** Begin The data **

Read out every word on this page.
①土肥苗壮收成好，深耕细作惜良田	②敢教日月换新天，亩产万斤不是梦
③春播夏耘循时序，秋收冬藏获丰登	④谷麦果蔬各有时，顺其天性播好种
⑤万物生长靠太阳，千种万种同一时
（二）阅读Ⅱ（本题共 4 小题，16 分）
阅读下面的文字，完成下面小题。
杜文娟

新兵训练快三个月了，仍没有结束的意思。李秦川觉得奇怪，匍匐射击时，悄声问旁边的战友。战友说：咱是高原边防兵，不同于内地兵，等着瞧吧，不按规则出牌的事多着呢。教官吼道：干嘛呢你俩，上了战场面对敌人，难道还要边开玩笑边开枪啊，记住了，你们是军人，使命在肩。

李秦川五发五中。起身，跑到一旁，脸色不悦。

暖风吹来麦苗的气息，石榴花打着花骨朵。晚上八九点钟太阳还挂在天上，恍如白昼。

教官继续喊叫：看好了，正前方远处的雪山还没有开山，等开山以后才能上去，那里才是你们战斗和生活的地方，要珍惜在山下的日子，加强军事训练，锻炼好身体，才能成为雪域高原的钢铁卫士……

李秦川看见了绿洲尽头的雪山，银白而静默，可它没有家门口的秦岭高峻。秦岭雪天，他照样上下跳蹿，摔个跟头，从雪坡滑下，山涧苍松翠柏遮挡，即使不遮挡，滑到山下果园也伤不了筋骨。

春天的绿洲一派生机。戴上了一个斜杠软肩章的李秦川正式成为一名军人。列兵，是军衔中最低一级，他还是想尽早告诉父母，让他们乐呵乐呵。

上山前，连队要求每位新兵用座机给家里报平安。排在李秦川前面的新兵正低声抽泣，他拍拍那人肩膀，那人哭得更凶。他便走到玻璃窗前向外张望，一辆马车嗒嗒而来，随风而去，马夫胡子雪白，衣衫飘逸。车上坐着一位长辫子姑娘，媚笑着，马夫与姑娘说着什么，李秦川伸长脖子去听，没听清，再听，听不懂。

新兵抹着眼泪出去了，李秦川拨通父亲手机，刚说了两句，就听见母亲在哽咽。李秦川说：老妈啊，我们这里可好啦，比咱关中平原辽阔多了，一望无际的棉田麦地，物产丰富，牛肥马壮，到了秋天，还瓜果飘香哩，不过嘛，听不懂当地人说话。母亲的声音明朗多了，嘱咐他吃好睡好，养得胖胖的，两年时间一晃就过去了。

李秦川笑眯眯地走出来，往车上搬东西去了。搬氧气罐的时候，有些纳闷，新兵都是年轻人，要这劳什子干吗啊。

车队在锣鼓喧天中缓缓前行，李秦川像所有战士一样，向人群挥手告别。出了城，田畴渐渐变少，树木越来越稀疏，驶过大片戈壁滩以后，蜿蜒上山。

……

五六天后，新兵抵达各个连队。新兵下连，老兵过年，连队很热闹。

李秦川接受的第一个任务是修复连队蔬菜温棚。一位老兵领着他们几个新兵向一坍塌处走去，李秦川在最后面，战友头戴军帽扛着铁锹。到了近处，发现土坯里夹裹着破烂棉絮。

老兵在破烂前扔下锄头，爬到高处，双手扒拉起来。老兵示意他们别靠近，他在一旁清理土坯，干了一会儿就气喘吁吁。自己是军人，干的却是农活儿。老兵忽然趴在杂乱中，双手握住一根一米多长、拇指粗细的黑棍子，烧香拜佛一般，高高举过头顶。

** End The data **

Short problem: Output the full listing without altering anything.

The completed task:
Read out every word on this page.
①土肥苗壮收成好，深耕细作惜良田	②敢教日月换新天，亩产万斤不是梦
③春播夏耘循时序，秋收冬藏获丰登	④谷麦果蔬各有时，顺其天性播好种
⑤万物生长靠太阳，千种万种同一时
（二）阅读Ⅱ（本题共 4 小题，16 分）
阅读下面的文字，完成下面小题。
杜文娟

新兵训练快三个月了，仍没有结束的意思。李秦川觉得奇怪，匍匐射击时，悄声问旁边的战友。战友说：咱是高原边防兵，不同于内地兵，等着瞧吧，不按规则出牌的事多着呢。教官吼道：干嘛呢你俩，上了战场面对敌人，难道还要边开玩笑边开枪啊，记住了，你们是军人，使命在肩。

李秦川五发五中。起身，跑到一旁，脸色不悦。

暖风吹来麦苗的气息，石榴花打着花骨朵。晚上八九点钟太阳还挂在天上，恍如白昼。

教官继续喊叫：看好了，正前方远处的雪山还没有开山，等开山以后才能上去，那里才是你们战斗和生活的地方，要珍惜在山下的日子，加强军事训练，锻炼好身体，才能成为雪域高原的钢铁卫士……

李秦川看见了绿洲尽头的雪山，银白而静默，可它没有家门口的秦岭高峻。秦岭雪天，他照样上下跳蹿，摔个跟头，从雪坡滑下，山涧苍松翠柏遮挡，即使不遮挡，滑到山下果园也伤不了筋骨。

春天的绿洲一派生机。戴上了一个斜杠软肩章的李秦川正式成为一名军人。列兵，是军衔中最低一级，他还是想尽早告诉父母，让他们乐呵乐呵。

上山前，连队要求每位新兵用座机给家里报平安。排在李秦川前面的新兵正低声抽泣，他拍拍那人肩膀，那人哭得更凶。他便走到玻璃窗前向外张望，一辆马车嗒嗒而来，随风而去，马夫胡子雪白，衣衫飘逸。车上坐着一位长辫子姑娘，媚笑着，马夫与姑娘说着什么，李秦川伸长脖子去听，没听清，再听，听不懂。

新兵抹着眼泪出去了，李秦川拨通父亲手机，刚说了两句，就听见母亲在哽咽。李秦川说：老妈啊，我们这里可好啦，比咱关中平原辽阔多了，一望无际的棉田麦地，物产丰富，牛肥马壮，到了秋天，还瓜果飘香哩，不过嘛，听不懂当地人说话。母亲的声音明朗多了，嘱咐他吃好睡好，养得胖胖的，两年时间一晃就过去了。

李秦川笑眯眯地走出来，往车上搬东西去了。搬氧气罐的时候，有些纳闷，新兵都是年轻人，要这劳什子干吗啊。

车队在锣鼓喧天中缓缓前行，李秦川像所有战士一样，向人群挥手告别。出了城，田畴渐渐变少，树木越来越稀疏，驶过大片戈壁滩以后，蜿蜒上山。

……

五六天后，新兵抵达各个连队。新兵下连，老兵过年，连队很热闹。

李秦川接受的第一个任务是修复连队蔬菜温棚。一位老兵领着他们几个新兵向一坍塌处走去，李秦川在最后面，战友头戴军帽扛着铁锹。到了近处，发现土坯里夹裹着破烂棉絮。

老兵在破烂前扔下锄头，爬到高处，双手扒拉起来。老兵示意他们别靠近，他在一旁清理土坯，干了一会儿就气喘吁吁。自己是军人，干的却是农活儿。老兵忽然趴在杂乱中，双手握住一根一米多长、拇指粗细的黑棍子，烧香拜佛一般，高高举过头顶。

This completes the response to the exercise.